Given exercise: List each line holding the string "JSON".

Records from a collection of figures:

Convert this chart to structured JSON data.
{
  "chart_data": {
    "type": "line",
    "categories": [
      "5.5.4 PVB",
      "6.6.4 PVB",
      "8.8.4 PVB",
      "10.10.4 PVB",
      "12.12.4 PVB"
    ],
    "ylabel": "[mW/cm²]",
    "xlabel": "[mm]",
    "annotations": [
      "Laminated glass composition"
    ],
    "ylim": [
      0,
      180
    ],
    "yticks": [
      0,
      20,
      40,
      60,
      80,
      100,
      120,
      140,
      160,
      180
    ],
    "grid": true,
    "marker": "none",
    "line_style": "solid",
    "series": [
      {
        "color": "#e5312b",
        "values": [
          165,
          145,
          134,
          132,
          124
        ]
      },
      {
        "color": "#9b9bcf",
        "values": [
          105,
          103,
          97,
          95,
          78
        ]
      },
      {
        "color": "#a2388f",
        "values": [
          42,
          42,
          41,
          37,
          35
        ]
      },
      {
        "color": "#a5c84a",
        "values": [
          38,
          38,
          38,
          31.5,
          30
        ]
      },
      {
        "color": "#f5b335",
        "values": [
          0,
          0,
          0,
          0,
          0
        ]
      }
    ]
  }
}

* * *

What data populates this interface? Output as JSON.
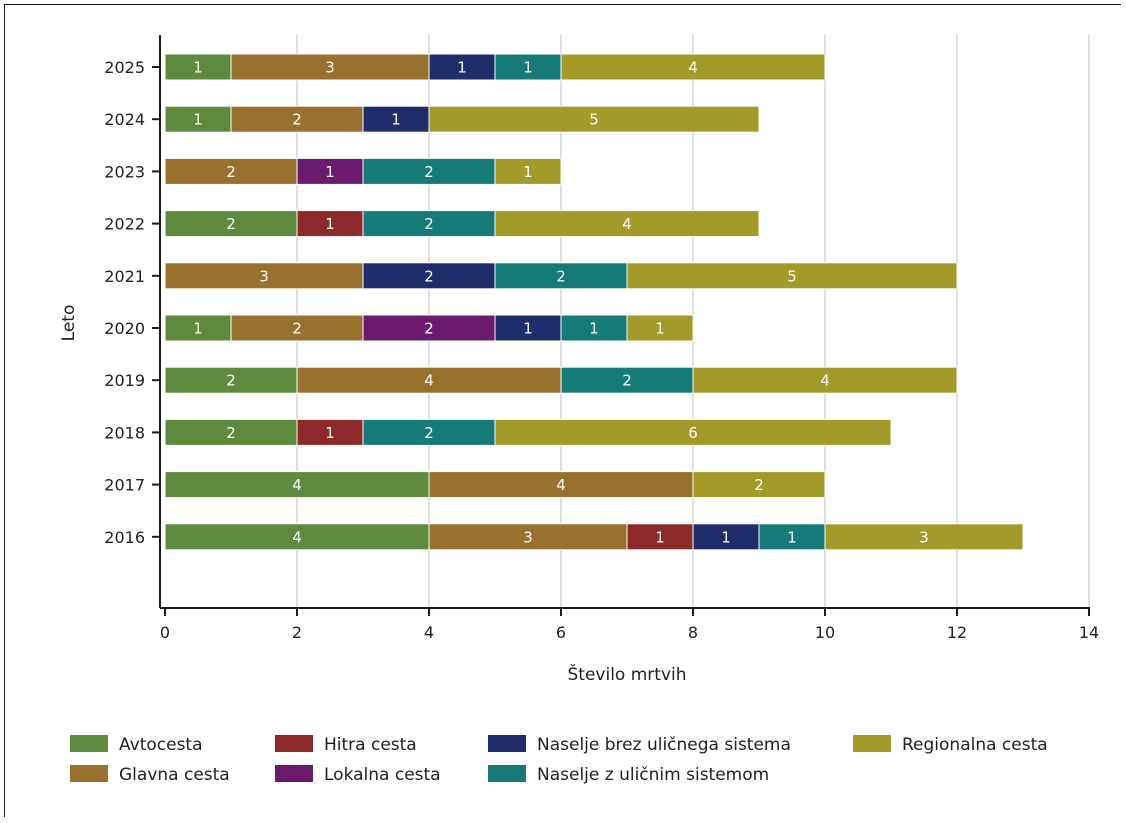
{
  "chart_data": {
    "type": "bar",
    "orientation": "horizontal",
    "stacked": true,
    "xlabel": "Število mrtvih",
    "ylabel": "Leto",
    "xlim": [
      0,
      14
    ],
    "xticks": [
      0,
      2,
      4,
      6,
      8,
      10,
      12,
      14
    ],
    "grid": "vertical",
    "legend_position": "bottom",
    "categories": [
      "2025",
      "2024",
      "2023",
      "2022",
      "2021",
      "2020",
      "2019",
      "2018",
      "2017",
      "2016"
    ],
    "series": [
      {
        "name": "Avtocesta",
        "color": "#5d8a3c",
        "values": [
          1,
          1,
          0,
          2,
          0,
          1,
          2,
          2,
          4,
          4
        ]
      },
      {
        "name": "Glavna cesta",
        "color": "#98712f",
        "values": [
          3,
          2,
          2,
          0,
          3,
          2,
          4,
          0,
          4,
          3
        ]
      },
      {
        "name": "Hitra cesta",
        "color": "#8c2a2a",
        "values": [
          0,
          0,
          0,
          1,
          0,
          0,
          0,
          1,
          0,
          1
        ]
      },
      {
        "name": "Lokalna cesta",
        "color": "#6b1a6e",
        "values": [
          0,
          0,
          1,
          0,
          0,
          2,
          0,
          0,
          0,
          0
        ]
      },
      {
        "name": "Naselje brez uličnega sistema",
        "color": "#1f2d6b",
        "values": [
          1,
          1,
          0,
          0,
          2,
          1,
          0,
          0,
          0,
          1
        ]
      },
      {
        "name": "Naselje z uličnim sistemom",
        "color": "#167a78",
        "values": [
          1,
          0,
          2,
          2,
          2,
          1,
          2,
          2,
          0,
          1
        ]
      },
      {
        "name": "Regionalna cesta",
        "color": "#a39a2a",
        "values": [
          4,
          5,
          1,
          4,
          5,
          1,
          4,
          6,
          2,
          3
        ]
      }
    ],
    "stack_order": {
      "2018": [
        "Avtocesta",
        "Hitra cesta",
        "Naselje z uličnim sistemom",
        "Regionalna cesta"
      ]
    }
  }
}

Answer in full:
Convert this chart to structured JSON data.
What data populates this interface? Output as JSON.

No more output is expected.